_Exercise data_.
------
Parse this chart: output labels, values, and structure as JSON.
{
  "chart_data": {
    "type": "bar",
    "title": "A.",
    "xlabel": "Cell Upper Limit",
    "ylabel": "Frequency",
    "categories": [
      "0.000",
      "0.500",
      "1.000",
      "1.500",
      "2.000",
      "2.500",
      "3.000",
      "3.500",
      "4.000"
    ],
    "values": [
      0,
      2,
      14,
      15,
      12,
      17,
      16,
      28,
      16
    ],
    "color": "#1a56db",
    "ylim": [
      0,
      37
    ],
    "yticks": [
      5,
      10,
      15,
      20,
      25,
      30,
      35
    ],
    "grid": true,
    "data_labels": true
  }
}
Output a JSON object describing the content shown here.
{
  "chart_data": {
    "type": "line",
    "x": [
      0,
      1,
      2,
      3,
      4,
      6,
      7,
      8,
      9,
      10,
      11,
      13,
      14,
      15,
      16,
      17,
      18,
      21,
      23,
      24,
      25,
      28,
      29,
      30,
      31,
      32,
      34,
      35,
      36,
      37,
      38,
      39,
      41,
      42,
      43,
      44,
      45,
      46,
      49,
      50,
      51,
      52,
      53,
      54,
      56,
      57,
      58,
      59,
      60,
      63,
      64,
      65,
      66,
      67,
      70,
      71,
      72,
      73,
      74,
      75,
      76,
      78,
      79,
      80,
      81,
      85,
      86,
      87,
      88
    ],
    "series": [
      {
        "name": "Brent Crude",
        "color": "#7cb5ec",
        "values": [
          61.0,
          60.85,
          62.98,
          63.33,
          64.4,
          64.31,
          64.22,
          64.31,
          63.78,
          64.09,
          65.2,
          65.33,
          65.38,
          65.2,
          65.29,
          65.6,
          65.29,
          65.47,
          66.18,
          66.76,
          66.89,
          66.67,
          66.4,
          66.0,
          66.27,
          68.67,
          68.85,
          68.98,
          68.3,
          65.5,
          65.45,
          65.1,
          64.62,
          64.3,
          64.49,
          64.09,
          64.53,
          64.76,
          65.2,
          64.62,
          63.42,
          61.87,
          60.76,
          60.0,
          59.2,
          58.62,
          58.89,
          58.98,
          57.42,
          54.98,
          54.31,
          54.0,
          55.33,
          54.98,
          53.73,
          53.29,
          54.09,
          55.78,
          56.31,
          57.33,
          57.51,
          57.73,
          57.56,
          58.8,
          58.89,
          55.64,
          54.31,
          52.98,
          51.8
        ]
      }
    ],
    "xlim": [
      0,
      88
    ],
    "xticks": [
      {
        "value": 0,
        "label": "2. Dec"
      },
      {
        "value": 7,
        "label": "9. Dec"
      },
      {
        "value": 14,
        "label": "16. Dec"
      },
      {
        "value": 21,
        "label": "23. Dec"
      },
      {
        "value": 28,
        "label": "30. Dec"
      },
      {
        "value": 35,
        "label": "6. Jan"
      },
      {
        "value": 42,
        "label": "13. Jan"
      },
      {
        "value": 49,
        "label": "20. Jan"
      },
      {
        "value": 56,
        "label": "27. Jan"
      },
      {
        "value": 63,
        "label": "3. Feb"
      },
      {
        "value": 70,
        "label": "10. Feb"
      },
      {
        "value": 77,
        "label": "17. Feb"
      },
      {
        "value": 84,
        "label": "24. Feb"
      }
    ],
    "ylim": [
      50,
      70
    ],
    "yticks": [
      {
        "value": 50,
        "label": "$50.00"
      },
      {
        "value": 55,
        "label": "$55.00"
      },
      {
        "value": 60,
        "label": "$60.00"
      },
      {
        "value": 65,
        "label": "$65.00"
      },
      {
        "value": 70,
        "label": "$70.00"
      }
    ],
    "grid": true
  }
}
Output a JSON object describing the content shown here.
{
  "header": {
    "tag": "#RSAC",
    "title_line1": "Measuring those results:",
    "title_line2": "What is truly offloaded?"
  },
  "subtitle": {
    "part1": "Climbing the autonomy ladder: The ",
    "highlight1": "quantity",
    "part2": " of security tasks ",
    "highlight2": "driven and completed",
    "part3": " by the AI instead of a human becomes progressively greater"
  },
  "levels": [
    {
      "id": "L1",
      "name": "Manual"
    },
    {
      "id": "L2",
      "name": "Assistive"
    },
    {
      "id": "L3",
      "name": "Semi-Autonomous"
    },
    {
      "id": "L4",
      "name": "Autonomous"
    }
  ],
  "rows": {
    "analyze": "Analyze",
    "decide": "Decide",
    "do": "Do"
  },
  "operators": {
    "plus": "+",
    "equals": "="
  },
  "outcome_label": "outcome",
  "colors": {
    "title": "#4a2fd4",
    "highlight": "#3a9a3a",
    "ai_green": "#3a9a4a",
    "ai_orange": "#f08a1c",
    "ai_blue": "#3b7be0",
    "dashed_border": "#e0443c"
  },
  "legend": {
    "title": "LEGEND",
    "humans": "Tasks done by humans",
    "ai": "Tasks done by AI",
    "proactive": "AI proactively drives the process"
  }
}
------
_Exercise task_.
Print every line of the records exactly. Omit nothing.

_Result_.
Parse this chart: output labels, values, and structure as JSON.
{
  "chart_data": {
    "type": "bar",
    "title": "A.",
    "xlabel": "Cell Upper Limit",
    "ylabel": "Frequency",
    "categories": [
      "0.000",
      "0.500",
      "1.000",
      "1.500",
      "2.000",
      "2.500",
      "3.000",
      "3.500",
      "4.000"
    ],
    "values": [
      0,
      2,
      14,
      15,
      12,
      17,
      16,
      28,
      16
    ],
    "color": "#1a56db",
    "ylim": [
      0,
      37
    ],
    "yticks": [
      5,
      10,
      15,
      20,
      25,
      30,
      35
    ],
    "grid": true,
    "data_labels": true
  }
}
Output a JSON object describing the content shown here.
{
  "chart_data": {
    "type": "line",
    "x": [
      0,
      1,
      2,
      3,
      4,
      6,
      7,
      8,
      9,
      10,
      11,
      13,
      14,
      15,
      16,
      17,
      18,
      21,
      23,
      24,
      25,
      28,
      29,
      30,
      31,
      32,
      34,
      35,
      36,
      37,
      38,
      39,
      41,
      42,
      43,
      44,
      45,
      46,
      49,
      50,
      51,
      52,
      53,
      54,
      56,
      57,
      58,
      59,
      60,
      63,
      64,
      65,
      66,
      67,
      70,
      71,
      72,
      73,
      74,
      75,
      76,
      78,
      79,
      80,
      81,
      85,
      86,
      87,
      88
    ],
    "series": [
      {
        "name": "Brent Crude",
        "color": "#7cb5ec",
        "values": [
          61.0,
          60.85,
          62.98,
          63.33,
          64.4,
          64.31,
          64.22,
          64.31,
          63.78,
          64.09,
          65.2,
          65.33,
          65.38,
          65.2,
          65.29,
          65.6,
          65.29,
          65.47,
          66.18,
          66.76,
          66.89,
          66.67,
          66.4,
          66.0,
          66.27,
          68.67,
          68.85,
          68.98,
          68.3,
          65.5,
          65.45,
          65.1,
          64.62,
          64.3,
          64.49,
          64.09,
          64.53,
          64.76,
          65.2,
          64.62,
          63.42,
          61.87,
          60.76,
          60.0,
          59.2,
          58.62,
          58.89,
          58.98,
          57.42,
          54.98,
          54.31,
          54.0,
          55.33,
          54.98,
          53.73,
          53.29,
          54.09,
          55.78,
          56.31,
          57.33,
          57.51,
          57.73,
          57.56,
          58.8,
          58.89,
          55.64,
          54.31,
          52.98,
          51.8
        ]
      }
    ],
    "xlim": [
      0,
      88
    ],
    "xticks": [
      {
        "value": 0,
        "label": "2. Dec"
      },
      {
        "value": 7,
        "label": "9. Dec"
      },
      {
        "value": 14,
        "label": "16. Dec"
      },
      {
        "value": 21,
        "label": "23. Dec"
      },
      {
        "value": 28,
        "label": "30. Dec"
      },
      {
        "value": 35,
        "label": "6. Jan"
      },
      {
        "value": 42,
        "label": "13. Jan"
      },
      {
        "value": 49,
        "label": "20. Jan"
      },
      {
        "value": 56,
        "label": "27. Jan"
      },
      {
        "value": 63,
        "label": "3. Feb"
      },
      {
        "value": 70,
        "label": "10. Feb"
      },
      {
        "value": 77,
        "label": "17. Feb"
      },
      {
        "value": 84,
        "label": "24. Feb"
      }
    ],
    "ylim": [
      50,
      70
    ],
    "yticks": [
      {
        "value": 50,
        "label": "$50.00"
      },
      {
        "value": 55,
        "label": "$55.00"
      },
      {
        "value": 60,
        "label": "$60.00"
      },
      {
        "value": 65,
        "label": "$65.00"
      },
      {
        "value": 70,
        "label": "$70.00"
      }
    ],
    "grid": true
  }
}
Output a JSON object describing the content shown here.
{
  "header": {
    "tag": "#RSAC",
    "title_line1": "Measuring those results:",
    "title_line2": "What is truly offloaded?"
  },
  "subtitle": {
    "part1": "Climbing the autonomy ladder: The ",
    "highlight1": "quantity",
    "part2": " of security tasks ",
    "highlight2": "driven and completed",
    "part3": " by the AI instead of a human becomes progressively greater"
  },
  "levels": [
    {
      "id": "L1",
      "name": "Manual"
    },
    {
      "id": "L2",
      "name": "Assistive"
    },
    {
      "id": "L3",
      "name": "Semi-Autonomous"
    },
    {
      "id": "L4",
      "name": "Autonomous"
    }
  ],
  "rows": {
    "analyze": "Analyze",
    "decide": "Decide",
    "do": "Do"
  },
  "operators": {
    "plus": "+",
    "equals": "="
  },
  "outcome_label": "outcome",
  "colors": {
    "title": "#4a2fd4",
    "highlight": "#3a9a3a",
    "ai_green": "#3a9a4a",
    "ai_orange": "#f08a1c",
    "ai_blue": "#3b7be0",
    "dashed_border": "#e0443c"
  },
  "legend": {
    "title": "LEGEND",
    "humans": "Tasks done by humans",
    "ai": "Tasks done by AI",
    "proactive": "AI proactively drives the process"
  }
}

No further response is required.